Hedefler:
a. Suu Kyi hakkındaki yazıya göre Suu Kyi bugün neden ülkesinden ayrılabiliyor? Önceki yıllarda neden ayrılmadığını da katarak bir ile üç cümle arasında açıklayın.
b. Suu Kyi hakkındaki yazıya göre Suu Kyi kaç yıl aradan sonra ilk kez yurt dışına çıktı?

Belge:
8 Haziran 2012 Cuma

Myanmar'ın Suu Kyi'li Dünya Promosyonu

Mehmet Özay                                                                                                              1 Haziran 2012

Parlamento üyesi olmasının üzerinden henüz neredeyse bir ay geçmişken, 24 yılın ardından ilk defa yurt dışına çıkan Suu Kyi'nin bu uluslararası yönelimi sadece siyasi ve entellektüel kariyerini tatmin anlamı taşımıyor elbette. Bu Suu Kyi özelinde Myanmar'ın küresel topluma açılması ve bundan hasıl olacak gelişmelerle yakından alâkalı. Tabii bundan önce ülke içi siyasi ve toplumsal barışın en sembolik göstergelerinden biri olmasıyla dikkat çekiyor. Ne demek istiyoruz? Ne kendisine sunulan Nobel Ödülü'nü almak, ne de eşinin cenaze törenine katılmak için ülkesini terk etmiş Suu Kyi, bugün ülkesini terk edebiliyorsa, bunun yegâne nedeni, ülkesine dönüşünden emin olmasından. Dün, askeri cuntanın gitmesine izin verdiği, ancak dönüşünde ülkeye kabulünün kuvvetle muhtemel söz konusu olmamasıyla yukarıda zikrettiğimiz ciddi nedenlere rağmen ülkesini terk etmemişti Suu Kyi. Şimdi, birbiri ardı sıra gerçekleştireceği uluslararası ziyaretleri Myanmar hükümetinin Suu Kyi özelinde muhalefetle ve toplumsal kesimlerle 'yeniden buluşma'sı bağlamında değer kazanıyor.

Yani Suu Kyi'nin ziyaretleri, ülkede siyasi reformların yürürlüğe girmekte olduğunun dünya kamuoyuna izahının göstergesel boyutunu teşkil ediyor. Bu ziyaretin bir başka anlamı, ülkeye uluslararası çevrelerin yaptırımlarının sonlandırılmasında da bir değere sahip. Bir yandan reform çabasını sürdürmekte olduğunu göstermeye çalışan hükümet, öte yandan halkın yoksulluğu ve yoksunluğunun bir an önce giderilmesi konusunda özellikle de ekonomik kalkınmanın bir an önce ülke topraklarında yeşermesini arzu eden Suu Kyi'nin çabalarının ortak olduğu söylenebilir. Ancak bu ortaklığın, siyasi erk düzeyinde nasıl bir yansıma bulacağını bugünden kestirmek güç. Yani, ülkenin ekonomik kalkınma sürecine girmesine destek veren ve bugün 'yarı-cunta' görünümü sergileyen hükümet, bu sürecin hasılasını kendine biçmekte mahir davranırsa ne olacak? Beklentilerin ekonomi ile sınırlı olmadığı, sosyo-kültürel ve de etnik değerler üzerinde de hissedilir ve arzu edilir bir 'rahatlamanın' hedeflendiği süreç Suu Kyi'e olan ihtiyacı daha da güçlendirir mi?

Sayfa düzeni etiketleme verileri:
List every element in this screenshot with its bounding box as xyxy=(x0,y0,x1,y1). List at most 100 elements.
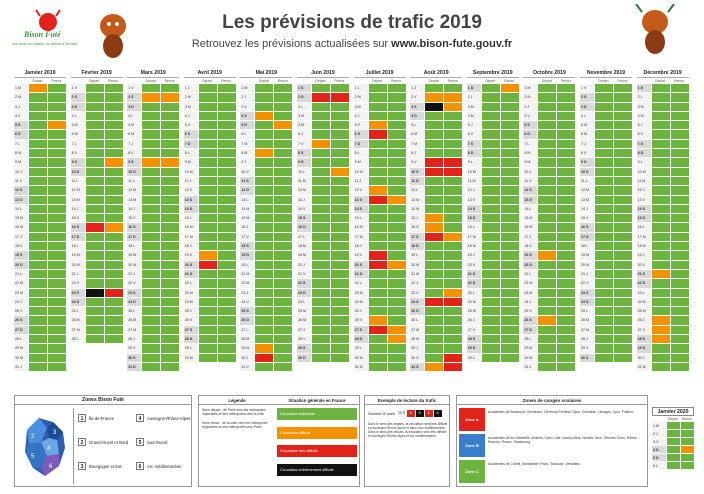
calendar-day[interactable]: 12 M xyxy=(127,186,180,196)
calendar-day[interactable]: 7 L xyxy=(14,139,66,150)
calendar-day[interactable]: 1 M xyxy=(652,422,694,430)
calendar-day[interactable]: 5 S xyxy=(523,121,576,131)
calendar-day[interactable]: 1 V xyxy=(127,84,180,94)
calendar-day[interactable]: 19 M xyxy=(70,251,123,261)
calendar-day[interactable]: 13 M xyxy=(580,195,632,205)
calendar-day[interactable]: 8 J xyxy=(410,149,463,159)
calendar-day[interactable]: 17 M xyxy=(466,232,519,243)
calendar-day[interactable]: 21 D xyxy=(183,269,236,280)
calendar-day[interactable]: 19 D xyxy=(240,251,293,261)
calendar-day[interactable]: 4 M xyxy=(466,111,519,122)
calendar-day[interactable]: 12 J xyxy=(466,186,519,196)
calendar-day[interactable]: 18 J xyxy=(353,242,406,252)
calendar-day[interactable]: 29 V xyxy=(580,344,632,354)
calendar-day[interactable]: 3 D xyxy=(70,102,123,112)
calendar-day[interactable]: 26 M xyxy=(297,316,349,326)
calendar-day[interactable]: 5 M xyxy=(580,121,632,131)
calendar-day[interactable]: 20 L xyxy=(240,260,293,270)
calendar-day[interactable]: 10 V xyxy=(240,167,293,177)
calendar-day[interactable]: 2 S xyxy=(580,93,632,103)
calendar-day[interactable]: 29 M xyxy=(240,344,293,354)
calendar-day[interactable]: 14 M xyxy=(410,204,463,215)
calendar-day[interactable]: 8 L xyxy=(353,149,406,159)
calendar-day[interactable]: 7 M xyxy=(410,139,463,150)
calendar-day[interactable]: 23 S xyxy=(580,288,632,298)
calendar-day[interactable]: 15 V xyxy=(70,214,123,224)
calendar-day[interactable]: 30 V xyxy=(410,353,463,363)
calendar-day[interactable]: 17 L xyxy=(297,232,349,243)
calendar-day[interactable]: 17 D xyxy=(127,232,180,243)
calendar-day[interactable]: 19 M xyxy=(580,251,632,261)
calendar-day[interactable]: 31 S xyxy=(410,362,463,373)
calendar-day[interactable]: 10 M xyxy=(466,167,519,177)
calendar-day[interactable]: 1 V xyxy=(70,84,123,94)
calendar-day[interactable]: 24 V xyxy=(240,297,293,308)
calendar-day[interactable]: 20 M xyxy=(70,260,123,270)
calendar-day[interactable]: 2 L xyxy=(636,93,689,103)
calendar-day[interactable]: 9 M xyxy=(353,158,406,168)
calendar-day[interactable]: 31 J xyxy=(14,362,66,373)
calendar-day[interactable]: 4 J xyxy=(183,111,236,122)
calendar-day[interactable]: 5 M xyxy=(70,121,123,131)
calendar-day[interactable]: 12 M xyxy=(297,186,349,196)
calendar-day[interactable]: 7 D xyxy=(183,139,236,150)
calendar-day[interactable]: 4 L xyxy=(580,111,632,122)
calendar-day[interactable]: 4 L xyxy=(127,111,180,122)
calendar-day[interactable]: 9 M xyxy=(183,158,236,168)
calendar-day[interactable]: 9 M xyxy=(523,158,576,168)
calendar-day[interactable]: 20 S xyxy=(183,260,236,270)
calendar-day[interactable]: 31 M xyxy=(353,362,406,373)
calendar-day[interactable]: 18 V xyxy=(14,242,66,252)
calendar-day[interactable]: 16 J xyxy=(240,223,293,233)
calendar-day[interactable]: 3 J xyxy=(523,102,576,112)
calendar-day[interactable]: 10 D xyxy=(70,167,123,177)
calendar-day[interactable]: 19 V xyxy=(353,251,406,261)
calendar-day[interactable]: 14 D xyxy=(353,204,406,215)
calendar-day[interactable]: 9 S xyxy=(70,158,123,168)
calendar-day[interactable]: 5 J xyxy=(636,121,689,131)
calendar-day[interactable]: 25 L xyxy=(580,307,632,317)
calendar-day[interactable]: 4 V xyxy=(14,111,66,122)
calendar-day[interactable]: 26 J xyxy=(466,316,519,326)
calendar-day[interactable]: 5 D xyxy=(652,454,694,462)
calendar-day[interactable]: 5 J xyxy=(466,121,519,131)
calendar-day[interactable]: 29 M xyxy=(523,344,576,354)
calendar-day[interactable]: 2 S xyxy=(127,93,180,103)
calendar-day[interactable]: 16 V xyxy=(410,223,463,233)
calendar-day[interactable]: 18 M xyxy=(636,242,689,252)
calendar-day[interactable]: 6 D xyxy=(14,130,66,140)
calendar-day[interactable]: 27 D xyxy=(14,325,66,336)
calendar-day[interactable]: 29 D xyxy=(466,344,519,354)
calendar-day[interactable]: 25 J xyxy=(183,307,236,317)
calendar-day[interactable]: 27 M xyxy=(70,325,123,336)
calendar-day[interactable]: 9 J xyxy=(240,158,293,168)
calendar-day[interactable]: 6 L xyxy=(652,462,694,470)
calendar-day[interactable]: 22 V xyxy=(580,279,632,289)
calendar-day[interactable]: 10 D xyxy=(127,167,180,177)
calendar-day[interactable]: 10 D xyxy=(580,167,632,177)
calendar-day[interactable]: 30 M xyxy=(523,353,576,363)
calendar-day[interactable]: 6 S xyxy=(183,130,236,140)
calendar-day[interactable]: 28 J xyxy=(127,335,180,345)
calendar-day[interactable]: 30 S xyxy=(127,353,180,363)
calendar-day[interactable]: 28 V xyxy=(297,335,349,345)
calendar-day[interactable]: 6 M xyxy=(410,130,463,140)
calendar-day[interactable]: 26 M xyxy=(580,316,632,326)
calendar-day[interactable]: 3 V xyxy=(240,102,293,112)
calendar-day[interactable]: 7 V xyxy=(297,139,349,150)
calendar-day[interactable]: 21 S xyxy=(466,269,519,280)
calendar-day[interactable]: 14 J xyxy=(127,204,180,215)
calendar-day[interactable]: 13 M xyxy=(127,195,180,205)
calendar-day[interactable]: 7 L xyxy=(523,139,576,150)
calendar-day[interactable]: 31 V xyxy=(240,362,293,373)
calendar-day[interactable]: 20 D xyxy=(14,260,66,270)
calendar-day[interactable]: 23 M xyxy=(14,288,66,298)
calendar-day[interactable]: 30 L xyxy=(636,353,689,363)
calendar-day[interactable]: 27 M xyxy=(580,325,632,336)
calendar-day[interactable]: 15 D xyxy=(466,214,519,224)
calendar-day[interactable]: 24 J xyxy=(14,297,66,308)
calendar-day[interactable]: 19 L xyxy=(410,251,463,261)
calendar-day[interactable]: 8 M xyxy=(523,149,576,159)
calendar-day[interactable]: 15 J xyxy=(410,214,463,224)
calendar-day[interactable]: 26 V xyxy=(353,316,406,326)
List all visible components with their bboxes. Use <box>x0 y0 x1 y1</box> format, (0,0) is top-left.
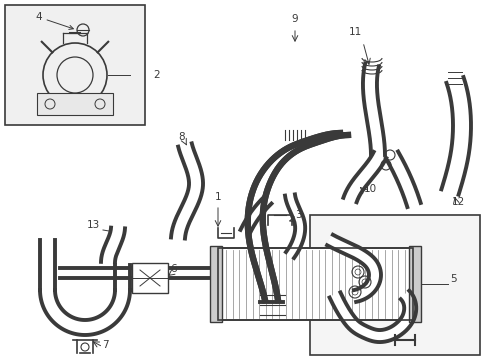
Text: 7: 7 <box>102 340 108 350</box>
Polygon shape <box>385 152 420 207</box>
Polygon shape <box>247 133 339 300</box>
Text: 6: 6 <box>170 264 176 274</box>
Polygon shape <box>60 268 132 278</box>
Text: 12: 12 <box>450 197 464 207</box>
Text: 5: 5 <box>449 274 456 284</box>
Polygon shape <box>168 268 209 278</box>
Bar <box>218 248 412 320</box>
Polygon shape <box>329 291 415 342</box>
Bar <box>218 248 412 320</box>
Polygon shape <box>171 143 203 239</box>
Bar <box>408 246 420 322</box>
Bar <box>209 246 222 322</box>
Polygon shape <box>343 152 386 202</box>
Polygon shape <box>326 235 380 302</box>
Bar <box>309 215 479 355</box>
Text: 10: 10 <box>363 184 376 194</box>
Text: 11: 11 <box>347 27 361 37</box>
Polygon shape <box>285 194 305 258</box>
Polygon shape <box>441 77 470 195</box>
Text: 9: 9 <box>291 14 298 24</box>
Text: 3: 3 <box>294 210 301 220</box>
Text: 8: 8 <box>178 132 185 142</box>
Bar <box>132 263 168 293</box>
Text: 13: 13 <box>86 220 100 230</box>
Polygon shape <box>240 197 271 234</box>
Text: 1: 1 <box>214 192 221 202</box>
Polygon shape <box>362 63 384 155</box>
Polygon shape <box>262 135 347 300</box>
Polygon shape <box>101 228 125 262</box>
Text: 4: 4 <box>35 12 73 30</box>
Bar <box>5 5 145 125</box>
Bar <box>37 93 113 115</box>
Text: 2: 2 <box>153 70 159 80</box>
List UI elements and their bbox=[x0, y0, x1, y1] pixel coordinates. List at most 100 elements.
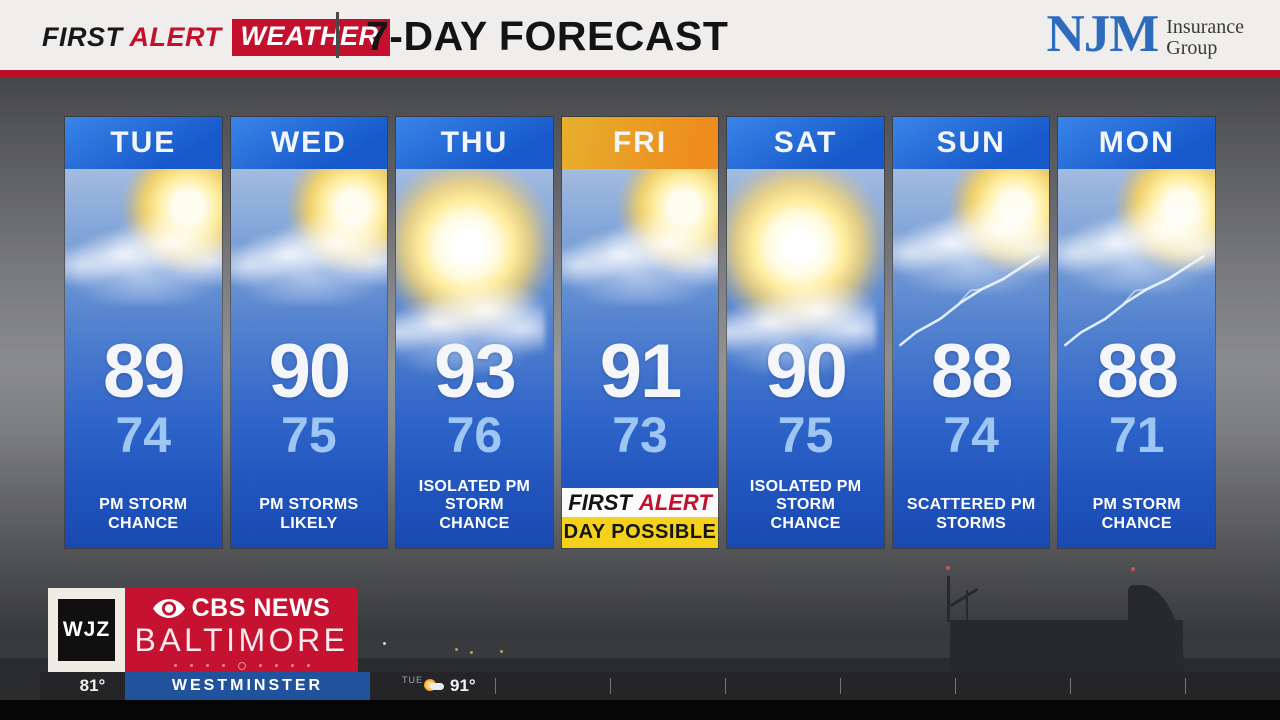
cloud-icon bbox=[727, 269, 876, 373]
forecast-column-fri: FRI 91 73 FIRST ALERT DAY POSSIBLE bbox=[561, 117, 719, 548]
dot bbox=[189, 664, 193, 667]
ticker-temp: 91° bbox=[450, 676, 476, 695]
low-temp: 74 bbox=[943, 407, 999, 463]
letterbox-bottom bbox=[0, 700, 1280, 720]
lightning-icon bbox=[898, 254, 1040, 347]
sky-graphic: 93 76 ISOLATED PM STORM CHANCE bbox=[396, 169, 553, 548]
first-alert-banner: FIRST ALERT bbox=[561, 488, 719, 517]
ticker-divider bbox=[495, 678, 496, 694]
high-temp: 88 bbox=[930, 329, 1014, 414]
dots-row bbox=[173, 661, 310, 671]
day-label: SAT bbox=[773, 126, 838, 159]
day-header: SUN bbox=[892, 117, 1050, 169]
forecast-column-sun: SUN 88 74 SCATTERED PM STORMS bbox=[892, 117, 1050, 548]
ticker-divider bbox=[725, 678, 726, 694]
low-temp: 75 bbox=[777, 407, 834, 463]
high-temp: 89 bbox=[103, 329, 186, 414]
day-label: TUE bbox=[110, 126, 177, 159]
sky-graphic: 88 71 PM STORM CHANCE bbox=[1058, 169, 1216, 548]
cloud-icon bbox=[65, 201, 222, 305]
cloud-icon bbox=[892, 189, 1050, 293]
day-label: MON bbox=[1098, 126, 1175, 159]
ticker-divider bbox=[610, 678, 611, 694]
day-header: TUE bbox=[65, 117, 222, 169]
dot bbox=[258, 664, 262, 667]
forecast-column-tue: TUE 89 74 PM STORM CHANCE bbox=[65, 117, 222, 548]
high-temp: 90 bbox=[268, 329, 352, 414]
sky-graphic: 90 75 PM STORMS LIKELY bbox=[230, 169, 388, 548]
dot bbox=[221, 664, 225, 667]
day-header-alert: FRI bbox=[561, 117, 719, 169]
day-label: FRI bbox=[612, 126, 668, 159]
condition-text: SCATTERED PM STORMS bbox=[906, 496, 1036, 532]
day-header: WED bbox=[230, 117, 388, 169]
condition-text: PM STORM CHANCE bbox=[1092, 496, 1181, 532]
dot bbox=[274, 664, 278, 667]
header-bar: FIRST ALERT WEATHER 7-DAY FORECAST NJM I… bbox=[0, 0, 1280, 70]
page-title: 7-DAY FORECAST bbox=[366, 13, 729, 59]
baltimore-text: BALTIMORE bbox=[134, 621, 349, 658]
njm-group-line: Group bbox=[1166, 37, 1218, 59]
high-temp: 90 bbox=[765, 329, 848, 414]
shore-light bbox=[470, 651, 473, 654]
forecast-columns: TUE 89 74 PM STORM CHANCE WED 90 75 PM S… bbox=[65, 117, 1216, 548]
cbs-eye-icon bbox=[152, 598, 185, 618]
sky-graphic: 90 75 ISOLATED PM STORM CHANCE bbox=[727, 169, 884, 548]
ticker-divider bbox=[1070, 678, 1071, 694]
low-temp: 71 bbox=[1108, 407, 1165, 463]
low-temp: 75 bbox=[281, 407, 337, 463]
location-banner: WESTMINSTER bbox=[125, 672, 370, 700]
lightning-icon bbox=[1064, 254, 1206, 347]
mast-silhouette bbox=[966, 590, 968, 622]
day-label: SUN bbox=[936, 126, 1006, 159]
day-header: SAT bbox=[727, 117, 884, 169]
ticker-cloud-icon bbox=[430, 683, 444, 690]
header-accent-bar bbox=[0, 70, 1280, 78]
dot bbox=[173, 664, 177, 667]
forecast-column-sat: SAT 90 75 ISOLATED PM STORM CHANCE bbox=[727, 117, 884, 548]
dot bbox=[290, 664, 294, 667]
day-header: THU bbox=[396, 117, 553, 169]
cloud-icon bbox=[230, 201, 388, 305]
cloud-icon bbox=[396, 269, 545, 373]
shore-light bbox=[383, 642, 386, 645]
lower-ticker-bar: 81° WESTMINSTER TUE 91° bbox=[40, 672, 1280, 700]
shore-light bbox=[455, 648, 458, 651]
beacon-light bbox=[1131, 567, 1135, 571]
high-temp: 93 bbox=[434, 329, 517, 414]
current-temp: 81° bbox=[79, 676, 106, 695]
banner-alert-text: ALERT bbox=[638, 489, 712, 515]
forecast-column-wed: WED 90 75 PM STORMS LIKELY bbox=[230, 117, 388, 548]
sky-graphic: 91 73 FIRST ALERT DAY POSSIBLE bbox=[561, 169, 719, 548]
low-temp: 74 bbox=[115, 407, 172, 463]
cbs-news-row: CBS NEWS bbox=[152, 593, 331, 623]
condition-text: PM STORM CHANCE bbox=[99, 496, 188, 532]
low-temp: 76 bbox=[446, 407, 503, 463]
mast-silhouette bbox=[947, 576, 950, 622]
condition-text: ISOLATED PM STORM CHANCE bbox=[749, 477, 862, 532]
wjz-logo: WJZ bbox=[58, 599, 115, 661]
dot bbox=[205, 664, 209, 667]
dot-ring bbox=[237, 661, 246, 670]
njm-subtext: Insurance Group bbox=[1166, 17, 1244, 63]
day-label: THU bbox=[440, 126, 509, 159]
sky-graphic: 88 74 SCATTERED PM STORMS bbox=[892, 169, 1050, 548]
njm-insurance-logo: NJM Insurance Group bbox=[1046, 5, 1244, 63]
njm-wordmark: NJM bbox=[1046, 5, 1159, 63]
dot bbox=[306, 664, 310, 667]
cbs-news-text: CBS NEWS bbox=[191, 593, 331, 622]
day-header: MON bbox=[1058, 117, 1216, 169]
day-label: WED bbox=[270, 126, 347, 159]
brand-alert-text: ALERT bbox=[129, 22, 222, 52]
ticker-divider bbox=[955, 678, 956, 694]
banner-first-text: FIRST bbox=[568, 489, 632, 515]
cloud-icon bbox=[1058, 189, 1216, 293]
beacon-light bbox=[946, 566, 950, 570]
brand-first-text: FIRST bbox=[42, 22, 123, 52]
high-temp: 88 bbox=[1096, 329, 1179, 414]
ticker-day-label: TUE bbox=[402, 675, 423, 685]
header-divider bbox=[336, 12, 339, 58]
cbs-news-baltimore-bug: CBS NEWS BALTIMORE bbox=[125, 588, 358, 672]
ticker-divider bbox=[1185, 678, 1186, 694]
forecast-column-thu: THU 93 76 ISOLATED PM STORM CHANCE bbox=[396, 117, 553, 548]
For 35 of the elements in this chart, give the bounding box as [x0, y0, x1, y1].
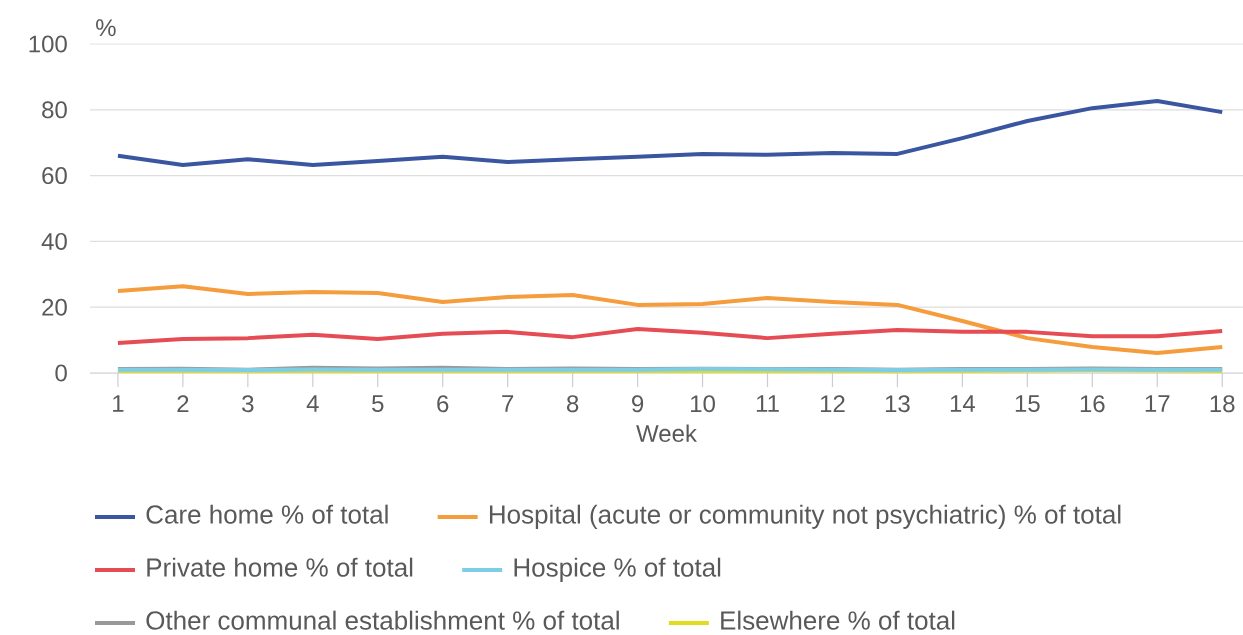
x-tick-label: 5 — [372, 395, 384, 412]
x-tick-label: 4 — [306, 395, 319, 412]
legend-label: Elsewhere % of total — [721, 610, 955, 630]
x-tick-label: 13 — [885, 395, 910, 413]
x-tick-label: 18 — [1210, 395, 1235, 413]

Görev Çözümleri:
a. Suu Kyi bugün ülkesinden ayrılabiliyor, çünkü ülkesine geri dönebileceğinden emin. Geçmişte askeri cunta gitmesine izin verse de dönüşünde ülkeye kabul edilmesi kuvvetle muhtemel görünmüyordu. Bu yüzden Nobel Ödülü'nü almak ya da eşinin cenaze törenine katılmak için bile ülkesini terk etmemişti.

b. 24 yıl aradan sonra.